### Available data
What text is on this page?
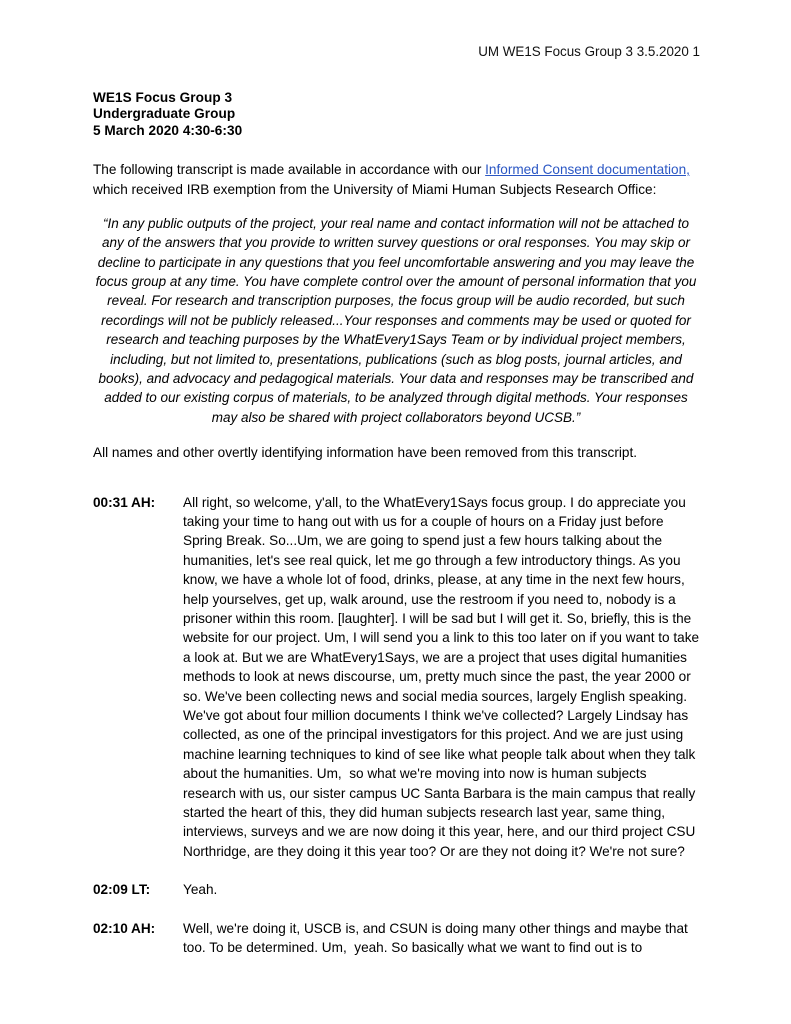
UM WE1S Focus Group 3 3.5.2020 1
WE1S Focus Group 3
Undergraduate Group
5 March 2020 4:30-6:30

The following transcript is made available in accordance with our Informed Consent documentation, which received IRB exemption from the University of Miami Human Subjects Research Office:

“In any public outputs of the project, your real name and contact information will not be attached to any of the answers that you provide to written survey questions or oral responses. You may skip or decline to participate in any questions that you feel uncomfortable answering and you may leave the focus group at any time. You have complete control over the amount of personal information that you reveal. For research and transcription purposes, the focus group will be audio recorded, but such recordings will not be publicly released...Your responses and comments may be used or quoted for research and teaching purposes by the WhatEvery1Says Team or by individual project members, including, but not limited to, presentations, publications (such as blog posts, journal articles, and books), and advocacy and pedagogical materials. Your data and responses may be transcribed and added to our existing corpus of materials, to be analyzed through digital methods. Your responses may also be shared with project collaborators beyond UCSB.”

All names and other overtly identifying information have been removed from this transcript.

00:31 AH:	All right, so welcome, y'all, to the WhatEvery1Says focus group. I do appreciate you taking your time to hang out with us for a couple of hours on a Friday just before Spring Break. So...Um, we are going to spend just a few hours talking about the humanities, let's see real quick, let me go through a few introductory things. As you know, we have a whole lot of food, drinks, please, at any time in the next few hours, help yourselves, get up, walk around, use the restroom if you need to, nobody is a prisoner within this room. [laughter]. I will be sad but I will get it. So, briefly, this is the website for our project. Um, I will send you a link to this too later on if you want to take a look at. But we are WhatEvery1Says, we are a project that uses digital humanities methods to look at news discourse, um, pretty much since the past, the year 2000 or so. We've been collecting news and social media sources, largely English speaking. We've got about four million documents I think we've collected? Largely Lindsay has collected, as one of the principal investigators for this project. And we are just using machine learning techniques to kind of see like what people talk about when they talk about the humanities. Um,  so what we're moving into now is human subjects research with us, our sister campus UC Santa Barbara is the main campus that really started the heart of this, they did human subjects research last year, same thing, interviews, surveys and we are now doing it this year, here, and our third project CSU Northridge, are they doing it this year too? Or are they not doing it? We're not sure?
02:09 LT:	Yeah.
02:10 AH:	Well, we're doing it, USCB is, and CSUN is doing many other things and maybe that too. To be determined. Um,  yeah. So basically what we want to find out is to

### What is needed
Lines of the material that contain the word "from" are to be gathered.

### Problem solution
The following transcript is made available in accordance with our Informed Consent documentation, which received IRB exemption from the University of Miami Human Subjects Research Office:
All names and other overtly identifying information have been removed from this transcript.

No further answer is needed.